▶ [Exercise instructions] Say how many lines contain the string "structured". Give no other output.

▶ [Dataset excerpts]
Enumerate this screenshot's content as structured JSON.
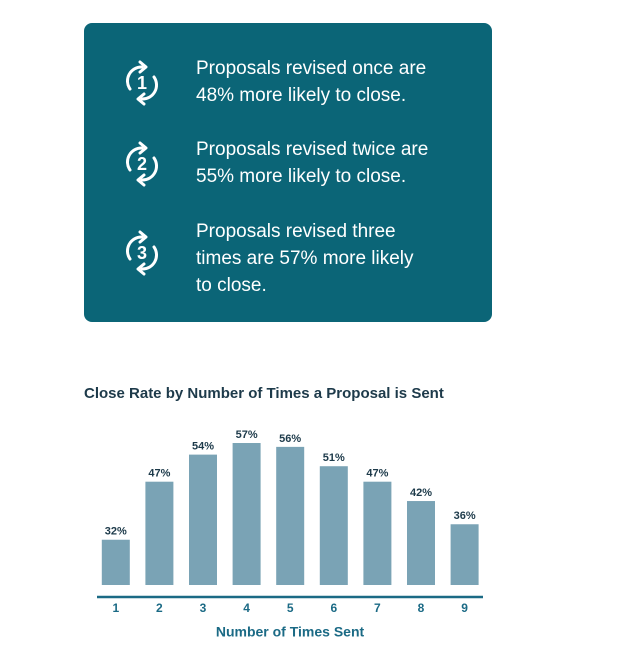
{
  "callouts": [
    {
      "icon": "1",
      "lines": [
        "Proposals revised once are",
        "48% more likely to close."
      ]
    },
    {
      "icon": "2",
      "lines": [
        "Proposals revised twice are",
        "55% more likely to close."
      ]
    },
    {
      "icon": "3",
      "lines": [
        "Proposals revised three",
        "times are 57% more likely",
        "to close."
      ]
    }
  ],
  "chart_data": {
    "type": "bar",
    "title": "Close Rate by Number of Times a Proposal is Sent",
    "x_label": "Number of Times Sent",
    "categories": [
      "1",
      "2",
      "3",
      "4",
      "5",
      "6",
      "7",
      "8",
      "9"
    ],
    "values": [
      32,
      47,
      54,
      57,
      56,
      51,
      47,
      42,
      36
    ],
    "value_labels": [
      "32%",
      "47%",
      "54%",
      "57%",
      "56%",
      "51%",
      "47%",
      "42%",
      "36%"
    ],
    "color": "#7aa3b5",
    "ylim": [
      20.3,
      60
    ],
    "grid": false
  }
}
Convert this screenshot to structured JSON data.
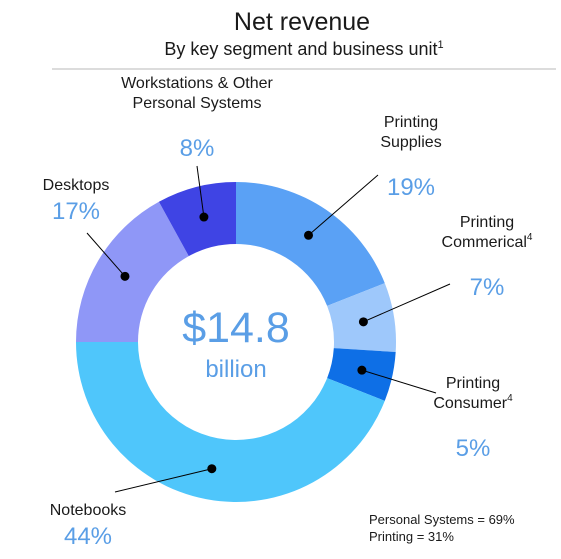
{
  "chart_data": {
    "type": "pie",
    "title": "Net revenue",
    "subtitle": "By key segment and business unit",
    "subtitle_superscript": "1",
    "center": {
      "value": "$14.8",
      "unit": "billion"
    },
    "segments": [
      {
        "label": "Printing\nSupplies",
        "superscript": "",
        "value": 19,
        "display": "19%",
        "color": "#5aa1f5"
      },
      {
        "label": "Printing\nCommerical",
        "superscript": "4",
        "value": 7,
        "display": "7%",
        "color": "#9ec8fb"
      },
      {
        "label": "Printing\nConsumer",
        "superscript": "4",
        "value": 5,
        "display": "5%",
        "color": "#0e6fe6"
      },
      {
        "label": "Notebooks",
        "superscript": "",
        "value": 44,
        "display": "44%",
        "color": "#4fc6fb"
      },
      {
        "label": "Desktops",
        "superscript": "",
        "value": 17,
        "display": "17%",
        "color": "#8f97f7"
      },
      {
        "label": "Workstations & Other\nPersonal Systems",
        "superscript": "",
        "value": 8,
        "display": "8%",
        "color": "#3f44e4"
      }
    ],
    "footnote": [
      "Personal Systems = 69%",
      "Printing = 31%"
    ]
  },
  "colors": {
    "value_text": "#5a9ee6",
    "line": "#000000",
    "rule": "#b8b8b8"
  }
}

▶ [Result of this task] 2